# Dataset items

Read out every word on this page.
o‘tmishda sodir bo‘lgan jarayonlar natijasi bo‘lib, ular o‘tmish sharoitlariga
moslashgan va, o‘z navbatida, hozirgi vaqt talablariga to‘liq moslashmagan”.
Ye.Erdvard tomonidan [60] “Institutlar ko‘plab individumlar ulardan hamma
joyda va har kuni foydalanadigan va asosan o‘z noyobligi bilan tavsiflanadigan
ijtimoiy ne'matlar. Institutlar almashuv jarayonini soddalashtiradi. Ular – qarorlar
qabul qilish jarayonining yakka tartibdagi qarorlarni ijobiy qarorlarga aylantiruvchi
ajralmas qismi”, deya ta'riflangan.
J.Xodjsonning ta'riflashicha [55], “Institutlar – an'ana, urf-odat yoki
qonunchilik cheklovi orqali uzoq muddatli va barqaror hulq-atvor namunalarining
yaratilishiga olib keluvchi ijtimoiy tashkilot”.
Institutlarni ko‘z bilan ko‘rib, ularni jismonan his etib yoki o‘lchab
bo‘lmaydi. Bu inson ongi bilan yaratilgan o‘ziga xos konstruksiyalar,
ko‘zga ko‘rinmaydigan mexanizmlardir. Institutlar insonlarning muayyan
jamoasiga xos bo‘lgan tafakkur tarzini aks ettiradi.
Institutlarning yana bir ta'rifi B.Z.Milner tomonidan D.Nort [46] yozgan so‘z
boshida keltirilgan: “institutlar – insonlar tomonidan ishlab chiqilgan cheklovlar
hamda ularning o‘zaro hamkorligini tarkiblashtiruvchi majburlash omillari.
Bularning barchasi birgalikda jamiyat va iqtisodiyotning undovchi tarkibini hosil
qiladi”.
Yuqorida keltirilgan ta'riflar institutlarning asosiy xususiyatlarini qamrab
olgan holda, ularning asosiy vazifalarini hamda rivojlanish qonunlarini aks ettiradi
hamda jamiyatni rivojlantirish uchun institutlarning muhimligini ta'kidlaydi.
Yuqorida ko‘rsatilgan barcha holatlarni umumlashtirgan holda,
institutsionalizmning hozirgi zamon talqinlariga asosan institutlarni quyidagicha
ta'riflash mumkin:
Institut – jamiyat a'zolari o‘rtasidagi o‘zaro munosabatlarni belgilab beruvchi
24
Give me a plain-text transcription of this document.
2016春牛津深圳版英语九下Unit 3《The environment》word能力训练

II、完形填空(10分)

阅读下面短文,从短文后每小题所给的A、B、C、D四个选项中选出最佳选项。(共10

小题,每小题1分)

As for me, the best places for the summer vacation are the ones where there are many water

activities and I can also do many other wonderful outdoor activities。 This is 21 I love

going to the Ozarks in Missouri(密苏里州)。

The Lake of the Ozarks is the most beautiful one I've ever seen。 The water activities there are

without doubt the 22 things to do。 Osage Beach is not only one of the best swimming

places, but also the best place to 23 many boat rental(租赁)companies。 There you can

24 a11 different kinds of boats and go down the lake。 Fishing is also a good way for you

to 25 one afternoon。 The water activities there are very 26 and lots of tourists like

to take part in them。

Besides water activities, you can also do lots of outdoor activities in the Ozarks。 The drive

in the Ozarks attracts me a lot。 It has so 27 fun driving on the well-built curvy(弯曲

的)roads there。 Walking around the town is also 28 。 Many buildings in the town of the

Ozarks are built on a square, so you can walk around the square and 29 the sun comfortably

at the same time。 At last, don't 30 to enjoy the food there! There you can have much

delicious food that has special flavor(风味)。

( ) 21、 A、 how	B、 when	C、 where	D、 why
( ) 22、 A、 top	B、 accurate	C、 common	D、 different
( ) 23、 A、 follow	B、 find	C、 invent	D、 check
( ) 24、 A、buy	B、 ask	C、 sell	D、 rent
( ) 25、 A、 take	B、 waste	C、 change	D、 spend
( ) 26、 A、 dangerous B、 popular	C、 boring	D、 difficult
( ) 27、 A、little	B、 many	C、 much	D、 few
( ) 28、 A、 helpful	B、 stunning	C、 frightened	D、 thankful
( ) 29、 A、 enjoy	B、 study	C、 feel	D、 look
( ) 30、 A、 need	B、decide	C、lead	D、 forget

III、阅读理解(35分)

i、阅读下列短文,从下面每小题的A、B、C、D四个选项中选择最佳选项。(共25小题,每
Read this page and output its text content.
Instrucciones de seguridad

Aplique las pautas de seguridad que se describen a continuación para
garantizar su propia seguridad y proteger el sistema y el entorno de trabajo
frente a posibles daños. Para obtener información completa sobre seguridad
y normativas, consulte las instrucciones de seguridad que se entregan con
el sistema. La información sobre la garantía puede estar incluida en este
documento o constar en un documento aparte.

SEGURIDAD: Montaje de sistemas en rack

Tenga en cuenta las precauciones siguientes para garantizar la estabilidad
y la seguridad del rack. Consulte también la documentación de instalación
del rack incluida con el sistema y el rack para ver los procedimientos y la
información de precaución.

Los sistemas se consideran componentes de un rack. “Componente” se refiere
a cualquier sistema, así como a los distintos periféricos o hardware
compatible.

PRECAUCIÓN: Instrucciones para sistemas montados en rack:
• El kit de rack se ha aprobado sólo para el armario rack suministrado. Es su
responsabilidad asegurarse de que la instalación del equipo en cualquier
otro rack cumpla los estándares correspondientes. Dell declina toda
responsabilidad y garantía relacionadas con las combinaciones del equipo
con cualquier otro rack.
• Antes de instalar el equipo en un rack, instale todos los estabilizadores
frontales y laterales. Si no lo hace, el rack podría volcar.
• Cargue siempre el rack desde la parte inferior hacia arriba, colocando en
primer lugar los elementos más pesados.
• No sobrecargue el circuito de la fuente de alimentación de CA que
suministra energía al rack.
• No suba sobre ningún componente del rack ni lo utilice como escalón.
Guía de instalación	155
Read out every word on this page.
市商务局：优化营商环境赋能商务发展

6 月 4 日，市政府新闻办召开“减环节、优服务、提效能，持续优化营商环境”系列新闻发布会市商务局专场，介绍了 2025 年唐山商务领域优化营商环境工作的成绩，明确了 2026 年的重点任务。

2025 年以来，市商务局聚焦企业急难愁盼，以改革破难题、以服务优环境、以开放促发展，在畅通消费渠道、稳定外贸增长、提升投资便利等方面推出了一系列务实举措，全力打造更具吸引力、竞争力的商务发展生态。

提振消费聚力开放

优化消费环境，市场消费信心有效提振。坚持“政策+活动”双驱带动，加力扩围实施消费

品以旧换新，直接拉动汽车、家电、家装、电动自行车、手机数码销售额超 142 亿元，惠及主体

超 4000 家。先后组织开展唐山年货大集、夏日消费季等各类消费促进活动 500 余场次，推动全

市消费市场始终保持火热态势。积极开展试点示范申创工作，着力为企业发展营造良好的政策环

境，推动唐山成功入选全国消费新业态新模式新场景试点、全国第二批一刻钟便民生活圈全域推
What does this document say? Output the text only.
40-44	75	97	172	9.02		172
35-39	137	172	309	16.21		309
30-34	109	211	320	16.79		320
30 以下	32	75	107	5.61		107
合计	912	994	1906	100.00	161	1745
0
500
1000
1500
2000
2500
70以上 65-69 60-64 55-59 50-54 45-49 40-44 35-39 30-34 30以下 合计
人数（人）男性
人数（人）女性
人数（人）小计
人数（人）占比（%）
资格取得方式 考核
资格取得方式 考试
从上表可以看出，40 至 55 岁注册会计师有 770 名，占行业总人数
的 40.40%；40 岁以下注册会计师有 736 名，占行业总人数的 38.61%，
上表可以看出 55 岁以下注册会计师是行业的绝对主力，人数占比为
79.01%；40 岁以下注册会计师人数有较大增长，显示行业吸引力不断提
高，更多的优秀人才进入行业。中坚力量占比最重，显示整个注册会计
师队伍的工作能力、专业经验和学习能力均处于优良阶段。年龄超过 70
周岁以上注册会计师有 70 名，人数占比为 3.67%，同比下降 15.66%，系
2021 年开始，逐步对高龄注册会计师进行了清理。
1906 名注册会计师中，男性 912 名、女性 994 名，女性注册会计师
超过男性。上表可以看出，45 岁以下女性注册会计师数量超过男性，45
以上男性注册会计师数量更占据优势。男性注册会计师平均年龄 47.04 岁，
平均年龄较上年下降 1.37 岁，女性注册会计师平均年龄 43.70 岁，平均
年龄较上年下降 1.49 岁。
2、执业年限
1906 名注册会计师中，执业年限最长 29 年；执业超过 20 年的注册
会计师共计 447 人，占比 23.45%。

# DIRECTIONS
Search the entries for the word "sistemas" and pick out every line that holds it.

# ANSWER TO THIS TASK
SEGURIDAD: Montaje de sistemas en rack
Los sistemas se consideran componentes de un rack. “Componente” se refiere
PRECAUCIÓN: Instrucciones para sistemas montados en rack:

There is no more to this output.